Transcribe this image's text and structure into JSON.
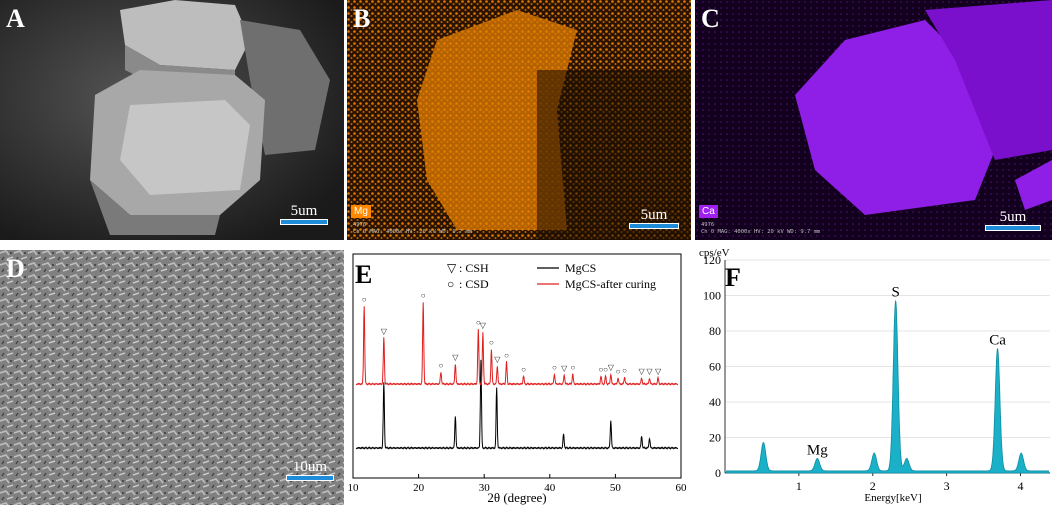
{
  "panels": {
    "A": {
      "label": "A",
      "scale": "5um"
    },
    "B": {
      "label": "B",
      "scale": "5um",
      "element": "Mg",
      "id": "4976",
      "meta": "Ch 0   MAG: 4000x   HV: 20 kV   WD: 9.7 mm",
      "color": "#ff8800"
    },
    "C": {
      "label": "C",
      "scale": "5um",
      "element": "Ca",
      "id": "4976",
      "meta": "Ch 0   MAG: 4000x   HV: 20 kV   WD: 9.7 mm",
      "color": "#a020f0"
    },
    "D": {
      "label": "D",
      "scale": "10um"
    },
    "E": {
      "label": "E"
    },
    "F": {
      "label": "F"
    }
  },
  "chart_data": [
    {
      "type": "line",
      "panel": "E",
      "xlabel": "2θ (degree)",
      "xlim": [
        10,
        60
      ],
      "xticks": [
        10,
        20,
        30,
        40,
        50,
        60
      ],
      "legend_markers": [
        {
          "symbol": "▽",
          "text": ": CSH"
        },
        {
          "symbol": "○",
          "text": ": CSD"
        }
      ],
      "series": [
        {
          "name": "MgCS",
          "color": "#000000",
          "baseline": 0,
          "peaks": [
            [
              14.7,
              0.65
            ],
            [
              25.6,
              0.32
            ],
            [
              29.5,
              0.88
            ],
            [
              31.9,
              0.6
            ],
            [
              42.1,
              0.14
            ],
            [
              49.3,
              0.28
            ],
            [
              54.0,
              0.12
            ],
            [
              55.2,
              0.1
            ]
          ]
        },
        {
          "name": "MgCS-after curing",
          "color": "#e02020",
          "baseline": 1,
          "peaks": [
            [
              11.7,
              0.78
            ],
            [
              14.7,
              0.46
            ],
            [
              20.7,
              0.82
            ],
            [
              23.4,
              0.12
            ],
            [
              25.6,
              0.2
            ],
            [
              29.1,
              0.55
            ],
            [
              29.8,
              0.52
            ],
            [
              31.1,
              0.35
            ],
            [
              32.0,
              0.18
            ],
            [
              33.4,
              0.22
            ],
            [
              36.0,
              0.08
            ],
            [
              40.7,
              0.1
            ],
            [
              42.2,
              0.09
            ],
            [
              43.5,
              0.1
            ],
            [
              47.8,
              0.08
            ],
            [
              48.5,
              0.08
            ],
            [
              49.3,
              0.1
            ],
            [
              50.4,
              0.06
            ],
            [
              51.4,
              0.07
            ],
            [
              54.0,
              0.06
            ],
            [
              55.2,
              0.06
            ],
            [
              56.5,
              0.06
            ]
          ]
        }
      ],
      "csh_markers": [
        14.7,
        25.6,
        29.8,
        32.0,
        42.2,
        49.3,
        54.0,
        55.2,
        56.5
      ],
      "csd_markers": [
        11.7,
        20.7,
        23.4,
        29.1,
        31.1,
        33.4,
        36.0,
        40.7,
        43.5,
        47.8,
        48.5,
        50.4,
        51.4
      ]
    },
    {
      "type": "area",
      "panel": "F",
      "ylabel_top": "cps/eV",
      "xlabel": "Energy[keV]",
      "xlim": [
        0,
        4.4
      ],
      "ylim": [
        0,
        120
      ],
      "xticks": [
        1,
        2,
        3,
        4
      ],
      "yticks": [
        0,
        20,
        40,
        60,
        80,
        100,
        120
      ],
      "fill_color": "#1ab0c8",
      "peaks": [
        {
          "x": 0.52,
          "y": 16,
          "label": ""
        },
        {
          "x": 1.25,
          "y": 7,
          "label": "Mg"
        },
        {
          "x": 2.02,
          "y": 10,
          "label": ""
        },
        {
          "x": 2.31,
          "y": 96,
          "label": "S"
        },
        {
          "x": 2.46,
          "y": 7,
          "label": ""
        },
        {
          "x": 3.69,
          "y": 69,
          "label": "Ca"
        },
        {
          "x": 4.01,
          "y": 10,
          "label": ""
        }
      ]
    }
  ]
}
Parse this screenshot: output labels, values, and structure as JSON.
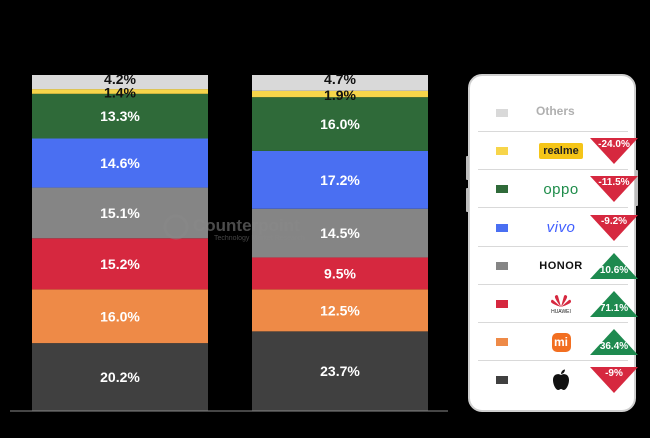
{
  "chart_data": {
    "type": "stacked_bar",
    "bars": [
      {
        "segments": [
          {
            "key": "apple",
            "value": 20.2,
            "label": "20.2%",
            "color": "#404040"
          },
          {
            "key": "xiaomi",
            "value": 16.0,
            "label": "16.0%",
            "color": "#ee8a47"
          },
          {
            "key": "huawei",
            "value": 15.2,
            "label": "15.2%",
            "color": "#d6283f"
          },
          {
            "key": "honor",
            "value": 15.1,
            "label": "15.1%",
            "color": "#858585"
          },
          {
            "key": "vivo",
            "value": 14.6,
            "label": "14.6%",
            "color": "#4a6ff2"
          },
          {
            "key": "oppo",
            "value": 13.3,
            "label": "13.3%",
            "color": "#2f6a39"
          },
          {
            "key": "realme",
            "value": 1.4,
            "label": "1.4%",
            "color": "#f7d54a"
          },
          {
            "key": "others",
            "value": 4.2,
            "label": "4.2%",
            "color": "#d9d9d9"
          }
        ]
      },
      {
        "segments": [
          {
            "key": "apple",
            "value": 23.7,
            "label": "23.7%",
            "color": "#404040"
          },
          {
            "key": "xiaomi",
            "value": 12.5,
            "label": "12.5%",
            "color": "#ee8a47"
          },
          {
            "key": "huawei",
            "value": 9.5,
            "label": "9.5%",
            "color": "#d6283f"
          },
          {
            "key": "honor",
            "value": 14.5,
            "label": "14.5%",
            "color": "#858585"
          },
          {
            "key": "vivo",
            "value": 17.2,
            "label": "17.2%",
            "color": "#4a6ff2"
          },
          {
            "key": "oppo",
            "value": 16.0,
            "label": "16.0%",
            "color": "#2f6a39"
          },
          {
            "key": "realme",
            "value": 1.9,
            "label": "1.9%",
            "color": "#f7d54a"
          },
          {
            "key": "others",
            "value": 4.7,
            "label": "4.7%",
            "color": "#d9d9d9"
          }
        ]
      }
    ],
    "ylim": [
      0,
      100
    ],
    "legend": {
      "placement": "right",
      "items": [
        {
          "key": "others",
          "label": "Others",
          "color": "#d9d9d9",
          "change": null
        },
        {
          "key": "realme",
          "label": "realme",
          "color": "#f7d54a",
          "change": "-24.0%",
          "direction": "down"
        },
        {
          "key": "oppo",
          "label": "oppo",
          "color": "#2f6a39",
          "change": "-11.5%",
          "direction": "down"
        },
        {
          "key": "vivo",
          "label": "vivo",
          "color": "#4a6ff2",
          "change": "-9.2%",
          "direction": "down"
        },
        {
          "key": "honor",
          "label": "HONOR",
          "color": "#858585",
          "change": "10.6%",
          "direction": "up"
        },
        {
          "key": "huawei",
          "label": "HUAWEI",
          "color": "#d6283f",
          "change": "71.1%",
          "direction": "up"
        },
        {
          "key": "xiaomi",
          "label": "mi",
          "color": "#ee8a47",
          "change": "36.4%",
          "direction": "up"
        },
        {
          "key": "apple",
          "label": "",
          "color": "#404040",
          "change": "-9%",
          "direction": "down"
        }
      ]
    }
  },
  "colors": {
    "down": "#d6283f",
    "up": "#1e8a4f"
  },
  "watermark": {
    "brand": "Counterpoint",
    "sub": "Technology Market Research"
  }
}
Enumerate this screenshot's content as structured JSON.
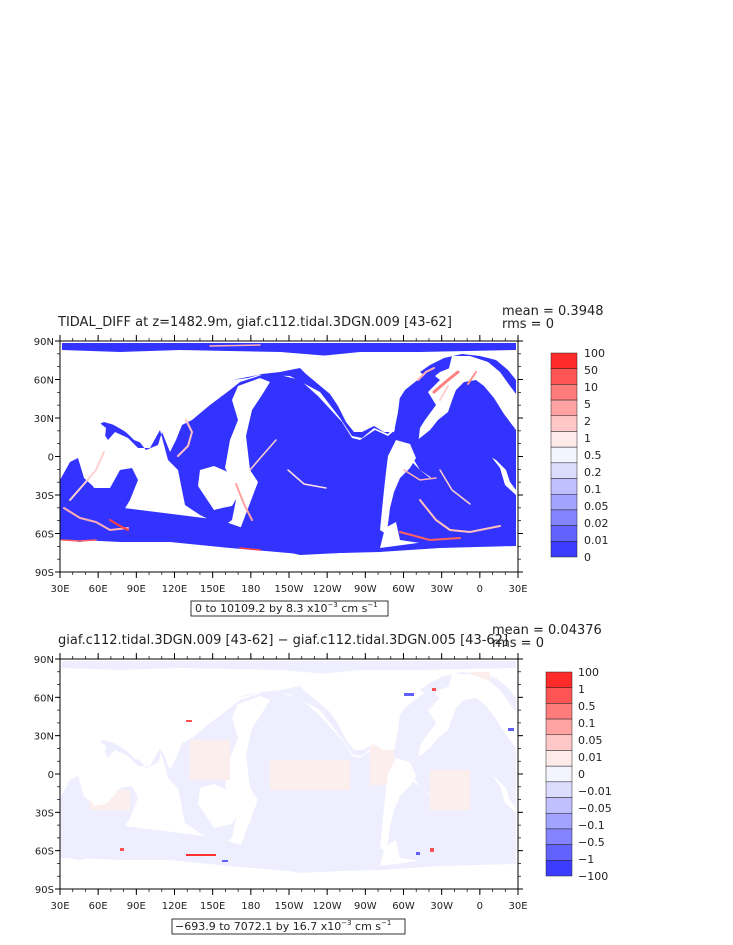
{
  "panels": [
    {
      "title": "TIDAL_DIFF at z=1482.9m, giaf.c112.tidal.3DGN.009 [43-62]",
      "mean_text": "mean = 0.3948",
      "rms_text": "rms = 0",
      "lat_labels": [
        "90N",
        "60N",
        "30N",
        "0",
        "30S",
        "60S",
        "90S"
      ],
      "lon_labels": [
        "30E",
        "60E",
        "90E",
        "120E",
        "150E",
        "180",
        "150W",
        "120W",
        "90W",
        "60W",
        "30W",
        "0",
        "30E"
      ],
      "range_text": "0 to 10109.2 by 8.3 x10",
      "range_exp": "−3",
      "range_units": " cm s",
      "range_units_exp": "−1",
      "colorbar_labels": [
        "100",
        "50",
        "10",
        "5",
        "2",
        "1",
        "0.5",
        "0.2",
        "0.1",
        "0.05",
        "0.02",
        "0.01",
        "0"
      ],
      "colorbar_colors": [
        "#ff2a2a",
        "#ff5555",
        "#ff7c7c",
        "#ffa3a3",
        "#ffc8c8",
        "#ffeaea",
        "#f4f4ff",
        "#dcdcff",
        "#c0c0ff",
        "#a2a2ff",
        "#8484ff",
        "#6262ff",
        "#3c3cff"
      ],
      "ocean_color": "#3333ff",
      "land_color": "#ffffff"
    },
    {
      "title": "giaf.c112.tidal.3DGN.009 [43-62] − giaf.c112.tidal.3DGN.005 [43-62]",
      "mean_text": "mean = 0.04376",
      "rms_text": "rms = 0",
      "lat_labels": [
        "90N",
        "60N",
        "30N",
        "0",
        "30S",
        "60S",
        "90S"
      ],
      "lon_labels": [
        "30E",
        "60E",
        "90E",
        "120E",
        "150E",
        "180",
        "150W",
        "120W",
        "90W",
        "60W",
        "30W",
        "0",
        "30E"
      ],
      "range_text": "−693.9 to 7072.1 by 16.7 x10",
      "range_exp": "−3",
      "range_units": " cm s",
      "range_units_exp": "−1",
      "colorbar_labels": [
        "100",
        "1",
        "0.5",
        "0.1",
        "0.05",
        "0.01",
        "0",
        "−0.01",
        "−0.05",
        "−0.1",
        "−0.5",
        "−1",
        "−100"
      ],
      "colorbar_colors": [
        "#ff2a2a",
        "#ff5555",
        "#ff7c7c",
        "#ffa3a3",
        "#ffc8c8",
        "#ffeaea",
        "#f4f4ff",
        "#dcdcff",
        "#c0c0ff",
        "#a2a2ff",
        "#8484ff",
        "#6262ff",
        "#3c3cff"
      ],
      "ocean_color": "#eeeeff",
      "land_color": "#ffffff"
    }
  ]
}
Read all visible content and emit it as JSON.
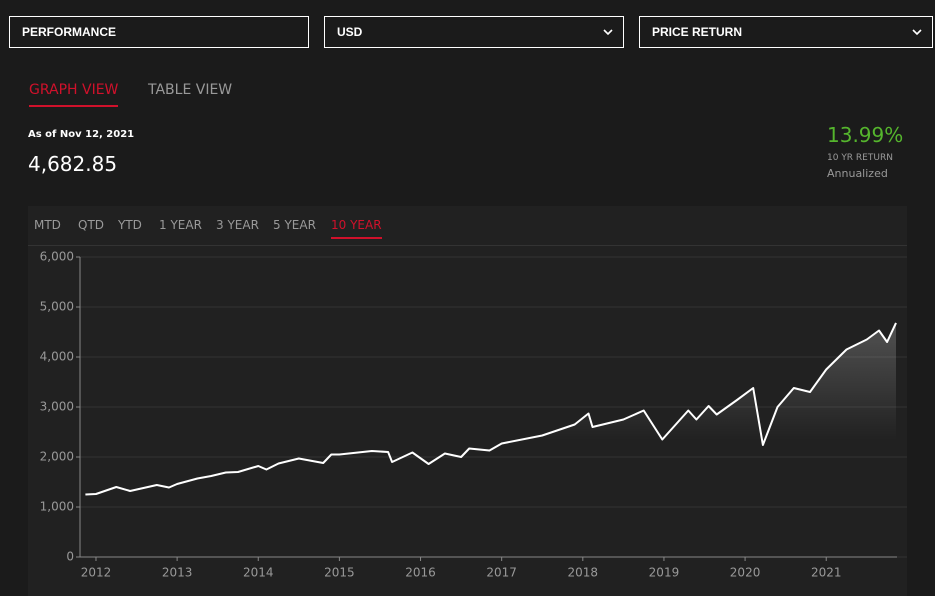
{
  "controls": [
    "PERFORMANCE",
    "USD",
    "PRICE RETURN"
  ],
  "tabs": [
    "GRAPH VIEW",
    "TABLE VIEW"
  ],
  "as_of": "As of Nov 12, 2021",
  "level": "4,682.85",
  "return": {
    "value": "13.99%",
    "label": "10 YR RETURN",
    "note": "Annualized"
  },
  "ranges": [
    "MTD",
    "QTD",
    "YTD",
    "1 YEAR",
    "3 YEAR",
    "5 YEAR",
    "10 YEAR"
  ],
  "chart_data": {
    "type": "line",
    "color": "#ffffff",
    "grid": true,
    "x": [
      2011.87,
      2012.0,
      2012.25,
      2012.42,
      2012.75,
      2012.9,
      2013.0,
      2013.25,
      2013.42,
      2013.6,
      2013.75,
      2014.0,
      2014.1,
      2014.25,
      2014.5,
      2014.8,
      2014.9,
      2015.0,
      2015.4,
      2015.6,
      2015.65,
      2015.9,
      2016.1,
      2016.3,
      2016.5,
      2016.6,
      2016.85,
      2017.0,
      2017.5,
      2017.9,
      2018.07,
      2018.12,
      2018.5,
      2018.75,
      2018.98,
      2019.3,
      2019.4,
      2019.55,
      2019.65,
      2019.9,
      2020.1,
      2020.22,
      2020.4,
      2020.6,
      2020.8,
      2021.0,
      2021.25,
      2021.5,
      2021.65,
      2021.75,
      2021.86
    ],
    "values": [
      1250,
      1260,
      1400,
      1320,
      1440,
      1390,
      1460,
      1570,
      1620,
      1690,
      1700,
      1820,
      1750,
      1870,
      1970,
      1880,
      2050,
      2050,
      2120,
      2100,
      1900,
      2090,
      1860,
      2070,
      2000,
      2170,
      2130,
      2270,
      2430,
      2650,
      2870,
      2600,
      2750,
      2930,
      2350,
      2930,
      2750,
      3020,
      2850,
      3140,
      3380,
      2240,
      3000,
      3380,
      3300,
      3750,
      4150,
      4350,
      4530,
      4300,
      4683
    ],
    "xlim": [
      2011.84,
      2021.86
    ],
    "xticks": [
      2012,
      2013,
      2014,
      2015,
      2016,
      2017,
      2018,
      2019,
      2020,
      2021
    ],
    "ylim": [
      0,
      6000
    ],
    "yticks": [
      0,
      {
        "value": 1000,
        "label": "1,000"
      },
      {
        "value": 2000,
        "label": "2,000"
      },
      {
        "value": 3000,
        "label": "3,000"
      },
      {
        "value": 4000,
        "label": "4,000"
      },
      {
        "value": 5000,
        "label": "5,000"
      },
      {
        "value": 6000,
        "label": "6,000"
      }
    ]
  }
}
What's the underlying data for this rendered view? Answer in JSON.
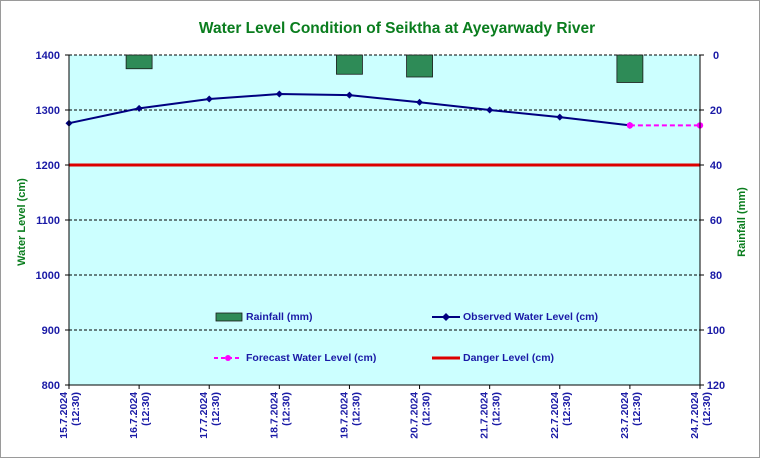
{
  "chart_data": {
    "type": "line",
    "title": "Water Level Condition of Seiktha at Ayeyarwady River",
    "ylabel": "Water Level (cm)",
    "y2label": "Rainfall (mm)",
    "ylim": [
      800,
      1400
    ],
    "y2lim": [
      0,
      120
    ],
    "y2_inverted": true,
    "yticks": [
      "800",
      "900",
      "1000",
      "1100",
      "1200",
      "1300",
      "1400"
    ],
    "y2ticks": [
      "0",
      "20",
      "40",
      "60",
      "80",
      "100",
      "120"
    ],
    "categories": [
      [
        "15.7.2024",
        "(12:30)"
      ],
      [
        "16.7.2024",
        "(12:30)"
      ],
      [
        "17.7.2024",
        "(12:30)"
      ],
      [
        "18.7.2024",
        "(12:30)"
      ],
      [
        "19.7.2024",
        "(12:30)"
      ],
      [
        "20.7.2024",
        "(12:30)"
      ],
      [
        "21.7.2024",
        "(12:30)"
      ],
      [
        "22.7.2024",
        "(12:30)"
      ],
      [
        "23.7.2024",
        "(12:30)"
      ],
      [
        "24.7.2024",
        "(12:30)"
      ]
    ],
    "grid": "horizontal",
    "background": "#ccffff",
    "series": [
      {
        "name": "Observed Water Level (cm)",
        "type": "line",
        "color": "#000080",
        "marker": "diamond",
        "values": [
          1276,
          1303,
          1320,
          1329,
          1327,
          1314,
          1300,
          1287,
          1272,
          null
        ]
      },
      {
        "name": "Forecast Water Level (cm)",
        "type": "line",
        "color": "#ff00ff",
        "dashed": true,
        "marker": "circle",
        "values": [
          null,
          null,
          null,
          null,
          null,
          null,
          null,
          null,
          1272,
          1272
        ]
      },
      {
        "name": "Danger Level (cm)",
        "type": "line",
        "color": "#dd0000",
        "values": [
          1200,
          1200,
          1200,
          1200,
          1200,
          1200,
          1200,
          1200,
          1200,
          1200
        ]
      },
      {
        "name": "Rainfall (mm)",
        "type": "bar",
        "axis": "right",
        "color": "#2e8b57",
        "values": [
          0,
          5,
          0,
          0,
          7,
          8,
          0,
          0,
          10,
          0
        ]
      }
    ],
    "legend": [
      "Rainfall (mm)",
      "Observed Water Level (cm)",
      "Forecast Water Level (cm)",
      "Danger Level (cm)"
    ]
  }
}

▶ **AIM OF THE TASK**: Check each line above for the word "Observed", and copy the lines where it appears.

▶ **TASK ANSWER**:
        "name": "Observed Water Level (cm)",
      "Observed Water Level (cm)",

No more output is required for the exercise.